▶ **WHAT TO WORK ON**: From the entries below, please gather each line containing the string "name".

▶ **Dataset records**:

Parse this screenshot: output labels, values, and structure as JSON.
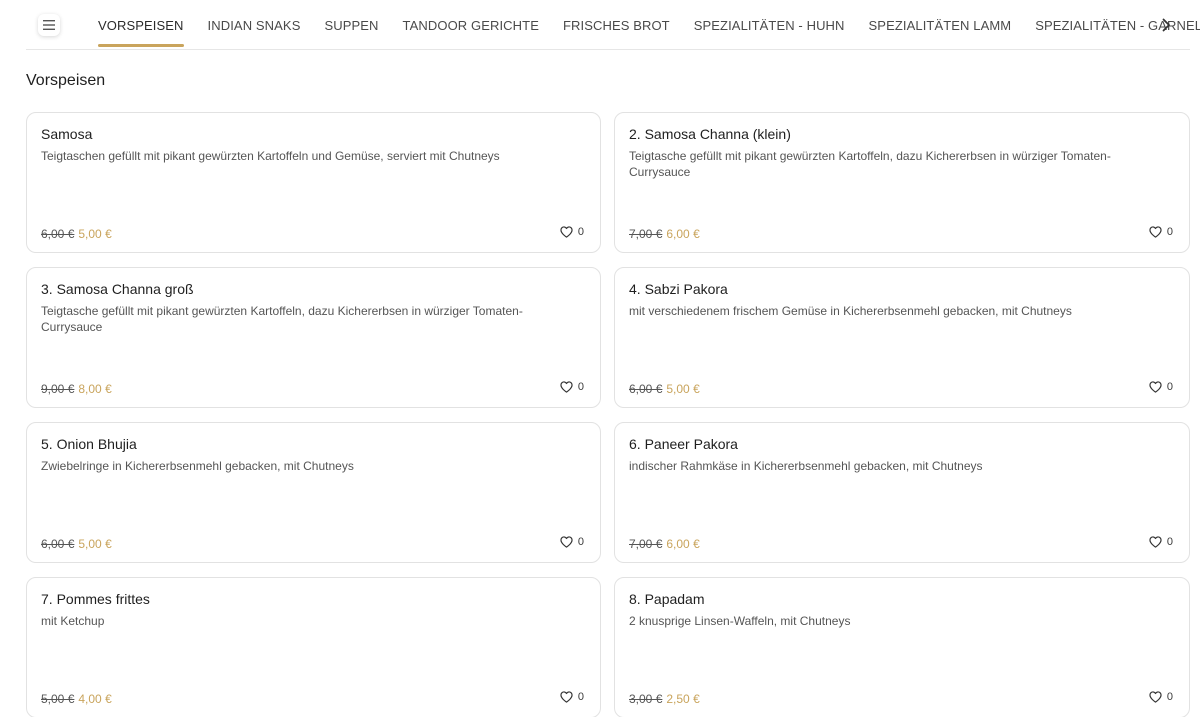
{
  "nav": {
    "tabs": [
      {
        "label": "VORSPEISEN",
        "active": true
      },
      {
        "label": "INDIAN SNAKS",
        "active": false
      },
      {
        "label": "SUPPEN",
        "active": false
      },
      {
        "label": "TANDOOR GERICHTE",
        "active": false
      },
      {
        "label": "FRISCHES BROT",
        "active": false
      },
      {
        "label": "SPEZIALITÄTEN - HUHN",
        "active": false
      },
      {
        "label": "SPEZIALITÄTEN LAMM",
        "active": false
      },
      {
        "label": "SPEZIALITÄTEN - GARNELEN",
        "active": false
      }
    ],
    "menu_icon": "hamburger-menu-icon",
    "next_icon": "chevron-right-icon"
  },
  "section": {
    "title": "Vorspeisen"
  },
  "colors": {
    "accent": "#c9a45c",
    "card_border": "#e2e2e2",
    "divider": "#e6e6e6"
  },
  "items": [
    {
      "name": "Samosa",
      "description": "Teigtaschen gefüllt mit pikant gewürzten Kartoffeln und Gemüse, serviert mit Chutneys",
      "old_price": "6,00 €",
      "price": "5,00 €",
      "likes": "0"
    },
    {
      "name": "2. Samosa Channa (klein)",
      "description": "Teigtasche gefüllt mit pikant gewürzten Kartoffeln, dazu Kichererbsen in würziger Tomaten-Currysauce",
      "old_price": "7,00 €",
      "price": "6,00 €",
      "likes": "0"
    },
    {
      "name": "3. Samosa Channa groß",
      "description": "Teigtasche gefüllt mit pikant gewürzten Kartoffeln, dazu Kichererbsen in würziger Tomaten-Currysauce",
      "old_price": "9,00 €",
      "price": "8,00 €",
      "likes": "0"
    },
    {
      "name": "4. Sabzi Pakora",
      "description": "mit verschiedenem frischem Gemüse in Kichererbsenmehl gebacken, mit Chutneys",
      "old_price": "6,00 €",
      "price": "5,00 €",
      "likes": "0"
    },
    {
      "name": "5. Onion Bhujia",
      "description": "Zwiebelringe in Kichererbsenmehl gebacken, mit Chutneys",
      "old_price": "6,00 €",
      "price": "5,00 €",
      "likes": "0"
    },
    {
      "name": "6. Paneer Pakora",
      "description": "indischer Rahmkäse in Kichererbsenmehl gebacken, mit Chutneys",
      "old_price": "7,00 €",
      "price": "6,00 €",
      "likes": "0"
    },
    {
      "name": "7. Pommes frittes",
      "description": "mit Ketchup",
      "old_price": "5,00 €",
      "price": "4,00 €",
      "likes": "0"
    },
    {
      "name": "8. Papadam",
      "description": "2 knusprige Linsen-Waffeln, mit Chutneys",
      "old_price": "3,00 €",
      "price": "2,50 €",
      "likes": "0"
    }
  ]
}
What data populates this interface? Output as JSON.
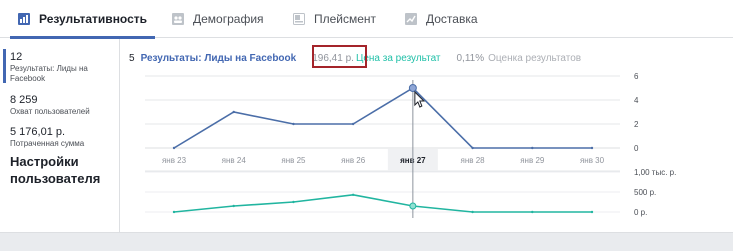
{
  "tabs": [
    {
      "label": "Результативность",
      "active": true,
      "icon": "bar-chart-icon"
    },
    {
      "label": "Демография",
      "active": false,
      "icon": "people-icon"
    },
    {
      "label": "Плейсмент",
      "active": false,
      "icon": "placement-icon"
    },
    {
      "label": "Доставка",
      "active": false,
      "icon": "line-chart-icon"
    }
  ],
  "sidebar": {
    "metrics": [
      {
        "value": "12",
        "label": "Результаты: Лиды на Facebook"
      },
      {
        "value": "8 259",
        "label": "Охват пользователей"
      },
      {
        "value": "5 176,01 р.",
        "label": "Потраченная сумма"
      }
    ],
    "custom_label": "Настройки пользователя"
  },
  "legend": {
    "results_count": "5",
    "results_label": "Результаты: Лиды на Facebook",
    "cost_value": "196,41 р.",
    "cost_label": "Цена за результат",
    "rating_value": "0,11%",
    "rating_label": "Оценка результатов"
  },
  "colors": {
    "accent": "#4267b2",
    "line_blue": "#4b6ea8",
    "line_teal": "#21b5a0",
    "highlight_box": "#a4242a"
  },
  "chart_data": [
    {
      "type": "line",
      "categories": [
        "янв 23",
        "янв 24",
        "янв 25",
        "янв 26",
        "янв 27",
        "янв 28",
        "янв 29",
        "янв 30"
      ],
      "selected_category": "янв 27",
      "series": [
        {
          "values": [
            0,
            3,
            2,
            2,
            5,
            0,
            0,
            0
          ]
        }
      ],
      "ylim": [
        0,
        6
      ],
      "yticks": [
        "0",
        "2",
        "4",
        "6"
      ]
    },
    {
      "type": "line",
      "categories": [
        "янв 23",
        "янв 24",
        "янв 25",
        "янв 26",
        "янв 27",
        "янв 28",
        "янв 29",
        "янв 30"
      ],
      "series": [
        {
          "values": [
            0,
            150,
            250,
            430,
            150,
            0,
            0,
            0
          ]
        }
      ],
      "ylim": [
        0,
        1000
      ],
      "yticks": [
        "0 р.",
        "500 р.",
        "1,00 тыс. р."
      ]
    }
  ]
}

▶ **WRITTEN RESPONSE**:
      "name": "Samosa",
      "name": "2. Samosa Channa (klein)",
      "name": "3. Samosa Channa groß",
      "name": "4. Sabzi Pakora",
      "name": "5. Onion Bhujia",
      "name": "6. Paneer Pakora",
      "name": "7. Pommes frittes",
      "name": "8. Papadam",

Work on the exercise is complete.